[Records drawn from a dataset]
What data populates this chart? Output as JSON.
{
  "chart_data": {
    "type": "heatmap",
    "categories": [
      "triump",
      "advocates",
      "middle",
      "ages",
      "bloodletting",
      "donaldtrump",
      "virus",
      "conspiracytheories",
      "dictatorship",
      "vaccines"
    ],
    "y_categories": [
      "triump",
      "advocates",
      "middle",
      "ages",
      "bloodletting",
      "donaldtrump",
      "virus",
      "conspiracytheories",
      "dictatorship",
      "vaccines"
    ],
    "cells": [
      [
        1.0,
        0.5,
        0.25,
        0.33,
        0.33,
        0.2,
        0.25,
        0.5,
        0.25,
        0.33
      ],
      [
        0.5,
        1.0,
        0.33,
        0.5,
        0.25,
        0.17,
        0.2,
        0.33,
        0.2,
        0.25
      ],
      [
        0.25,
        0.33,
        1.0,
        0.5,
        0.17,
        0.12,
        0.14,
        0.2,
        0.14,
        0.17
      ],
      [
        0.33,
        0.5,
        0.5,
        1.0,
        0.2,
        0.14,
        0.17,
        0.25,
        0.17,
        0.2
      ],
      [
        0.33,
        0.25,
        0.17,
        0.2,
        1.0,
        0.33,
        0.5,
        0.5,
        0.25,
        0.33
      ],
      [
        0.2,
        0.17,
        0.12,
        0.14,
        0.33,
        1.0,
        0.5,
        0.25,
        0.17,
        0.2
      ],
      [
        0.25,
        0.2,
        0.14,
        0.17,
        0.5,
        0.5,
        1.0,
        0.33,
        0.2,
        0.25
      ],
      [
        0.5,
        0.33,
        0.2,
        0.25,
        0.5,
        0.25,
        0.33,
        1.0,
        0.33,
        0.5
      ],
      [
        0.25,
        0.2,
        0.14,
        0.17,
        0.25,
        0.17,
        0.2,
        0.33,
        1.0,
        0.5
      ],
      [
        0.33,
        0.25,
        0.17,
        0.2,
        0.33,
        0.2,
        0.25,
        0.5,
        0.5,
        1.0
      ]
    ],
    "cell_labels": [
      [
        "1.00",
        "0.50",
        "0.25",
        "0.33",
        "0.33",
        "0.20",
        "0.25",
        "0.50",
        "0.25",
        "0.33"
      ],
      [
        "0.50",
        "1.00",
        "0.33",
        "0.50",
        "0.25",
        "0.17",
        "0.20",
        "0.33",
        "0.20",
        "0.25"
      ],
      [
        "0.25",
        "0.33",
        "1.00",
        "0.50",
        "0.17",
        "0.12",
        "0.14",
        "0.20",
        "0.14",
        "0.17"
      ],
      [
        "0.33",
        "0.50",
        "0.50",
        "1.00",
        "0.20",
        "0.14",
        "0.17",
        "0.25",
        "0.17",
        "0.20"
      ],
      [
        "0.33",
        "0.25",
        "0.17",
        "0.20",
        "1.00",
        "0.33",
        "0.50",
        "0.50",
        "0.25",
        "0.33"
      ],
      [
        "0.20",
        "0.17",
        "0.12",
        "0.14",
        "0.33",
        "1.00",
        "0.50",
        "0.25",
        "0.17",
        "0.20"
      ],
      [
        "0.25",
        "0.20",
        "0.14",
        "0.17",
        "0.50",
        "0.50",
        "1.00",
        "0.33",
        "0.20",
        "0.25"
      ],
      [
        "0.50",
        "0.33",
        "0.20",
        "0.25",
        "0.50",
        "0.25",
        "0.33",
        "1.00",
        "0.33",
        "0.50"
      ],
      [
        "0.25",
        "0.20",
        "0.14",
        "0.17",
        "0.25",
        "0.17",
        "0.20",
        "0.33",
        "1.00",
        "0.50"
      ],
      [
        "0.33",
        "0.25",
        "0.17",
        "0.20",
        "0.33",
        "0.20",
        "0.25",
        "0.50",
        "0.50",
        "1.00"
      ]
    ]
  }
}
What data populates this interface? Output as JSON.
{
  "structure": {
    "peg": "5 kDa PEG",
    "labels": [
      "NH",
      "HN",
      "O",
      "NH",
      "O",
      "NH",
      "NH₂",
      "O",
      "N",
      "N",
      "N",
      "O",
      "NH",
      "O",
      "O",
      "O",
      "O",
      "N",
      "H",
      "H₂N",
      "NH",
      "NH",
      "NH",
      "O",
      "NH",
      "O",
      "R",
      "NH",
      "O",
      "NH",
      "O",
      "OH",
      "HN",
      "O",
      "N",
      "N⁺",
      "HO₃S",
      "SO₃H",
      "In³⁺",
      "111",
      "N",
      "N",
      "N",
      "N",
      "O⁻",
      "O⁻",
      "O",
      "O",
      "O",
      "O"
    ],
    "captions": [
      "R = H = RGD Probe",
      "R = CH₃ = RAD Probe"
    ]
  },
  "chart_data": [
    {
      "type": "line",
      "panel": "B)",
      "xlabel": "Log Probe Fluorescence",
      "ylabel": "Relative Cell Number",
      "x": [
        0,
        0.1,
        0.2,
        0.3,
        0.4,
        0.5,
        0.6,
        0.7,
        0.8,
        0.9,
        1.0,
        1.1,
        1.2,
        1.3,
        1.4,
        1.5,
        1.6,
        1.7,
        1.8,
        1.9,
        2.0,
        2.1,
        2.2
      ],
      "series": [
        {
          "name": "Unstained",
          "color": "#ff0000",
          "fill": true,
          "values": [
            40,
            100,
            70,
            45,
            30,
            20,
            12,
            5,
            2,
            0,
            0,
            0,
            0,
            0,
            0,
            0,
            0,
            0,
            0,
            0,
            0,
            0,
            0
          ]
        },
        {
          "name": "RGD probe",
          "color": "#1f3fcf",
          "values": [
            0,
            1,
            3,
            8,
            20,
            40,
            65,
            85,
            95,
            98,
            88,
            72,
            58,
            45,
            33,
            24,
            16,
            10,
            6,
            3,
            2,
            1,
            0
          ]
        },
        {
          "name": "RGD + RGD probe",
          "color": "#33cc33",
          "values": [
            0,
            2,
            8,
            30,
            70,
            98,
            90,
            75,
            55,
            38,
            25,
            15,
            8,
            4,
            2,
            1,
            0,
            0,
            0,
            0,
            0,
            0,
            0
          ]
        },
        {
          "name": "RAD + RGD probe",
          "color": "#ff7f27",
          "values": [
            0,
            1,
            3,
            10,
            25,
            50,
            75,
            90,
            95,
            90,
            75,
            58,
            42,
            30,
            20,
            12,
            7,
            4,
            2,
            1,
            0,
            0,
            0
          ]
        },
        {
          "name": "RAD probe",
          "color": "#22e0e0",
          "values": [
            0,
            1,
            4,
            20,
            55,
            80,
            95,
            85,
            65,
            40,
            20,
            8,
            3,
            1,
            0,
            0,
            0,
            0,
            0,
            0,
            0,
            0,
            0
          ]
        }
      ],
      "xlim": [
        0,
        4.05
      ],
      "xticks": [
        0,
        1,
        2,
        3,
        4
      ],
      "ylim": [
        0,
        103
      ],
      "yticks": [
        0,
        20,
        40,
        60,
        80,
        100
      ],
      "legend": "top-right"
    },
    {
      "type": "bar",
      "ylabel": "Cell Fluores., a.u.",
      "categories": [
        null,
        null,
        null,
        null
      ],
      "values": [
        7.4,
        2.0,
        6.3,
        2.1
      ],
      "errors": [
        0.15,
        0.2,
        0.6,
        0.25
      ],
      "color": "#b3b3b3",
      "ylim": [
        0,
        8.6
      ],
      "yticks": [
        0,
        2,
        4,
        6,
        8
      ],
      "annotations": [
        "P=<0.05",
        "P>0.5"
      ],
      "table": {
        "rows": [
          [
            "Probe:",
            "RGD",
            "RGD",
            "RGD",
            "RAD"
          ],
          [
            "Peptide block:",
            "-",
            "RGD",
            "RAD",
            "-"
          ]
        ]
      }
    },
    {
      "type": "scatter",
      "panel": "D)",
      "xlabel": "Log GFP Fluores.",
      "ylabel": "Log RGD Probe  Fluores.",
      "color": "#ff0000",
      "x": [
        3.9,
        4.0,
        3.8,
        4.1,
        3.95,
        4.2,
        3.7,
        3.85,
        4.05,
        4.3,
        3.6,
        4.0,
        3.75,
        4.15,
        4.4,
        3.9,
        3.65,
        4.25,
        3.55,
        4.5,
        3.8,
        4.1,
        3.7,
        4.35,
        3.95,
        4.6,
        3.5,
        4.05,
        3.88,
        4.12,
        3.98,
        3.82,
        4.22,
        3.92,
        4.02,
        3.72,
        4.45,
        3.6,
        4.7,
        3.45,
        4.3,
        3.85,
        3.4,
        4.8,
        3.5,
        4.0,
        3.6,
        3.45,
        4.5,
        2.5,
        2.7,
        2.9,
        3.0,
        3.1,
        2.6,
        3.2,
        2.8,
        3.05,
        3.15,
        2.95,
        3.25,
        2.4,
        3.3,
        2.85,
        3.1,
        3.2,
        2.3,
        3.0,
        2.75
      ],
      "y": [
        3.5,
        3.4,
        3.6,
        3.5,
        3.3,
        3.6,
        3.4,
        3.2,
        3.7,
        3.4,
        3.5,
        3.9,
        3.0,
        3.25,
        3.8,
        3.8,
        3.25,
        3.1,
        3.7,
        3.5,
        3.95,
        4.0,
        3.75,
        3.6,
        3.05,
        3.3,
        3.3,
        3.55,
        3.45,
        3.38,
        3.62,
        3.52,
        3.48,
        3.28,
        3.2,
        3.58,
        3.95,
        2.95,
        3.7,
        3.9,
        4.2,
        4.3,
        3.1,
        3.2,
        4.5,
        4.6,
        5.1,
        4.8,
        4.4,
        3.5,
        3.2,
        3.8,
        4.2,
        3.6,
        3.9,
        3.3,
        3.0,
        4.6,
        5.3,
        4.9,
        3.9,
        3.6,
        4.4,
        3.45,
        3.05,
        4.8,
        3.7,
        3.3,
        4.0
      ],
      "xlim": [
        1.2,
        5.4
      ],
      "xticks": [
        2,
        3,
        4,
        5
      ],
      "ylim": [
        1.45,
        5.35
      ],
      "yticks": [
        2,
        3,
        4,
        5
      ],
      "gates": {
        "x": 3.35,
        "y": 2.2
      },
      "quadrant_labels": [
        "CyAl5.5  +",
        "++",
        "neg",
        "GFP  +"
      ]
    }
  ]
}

**About this task:** Copy out each line of the records where the string "type" appears.

**Exercise solution:**
    "type": "heatmap",
      "type": "line",
      "type": "bar",
      "type": "scatter",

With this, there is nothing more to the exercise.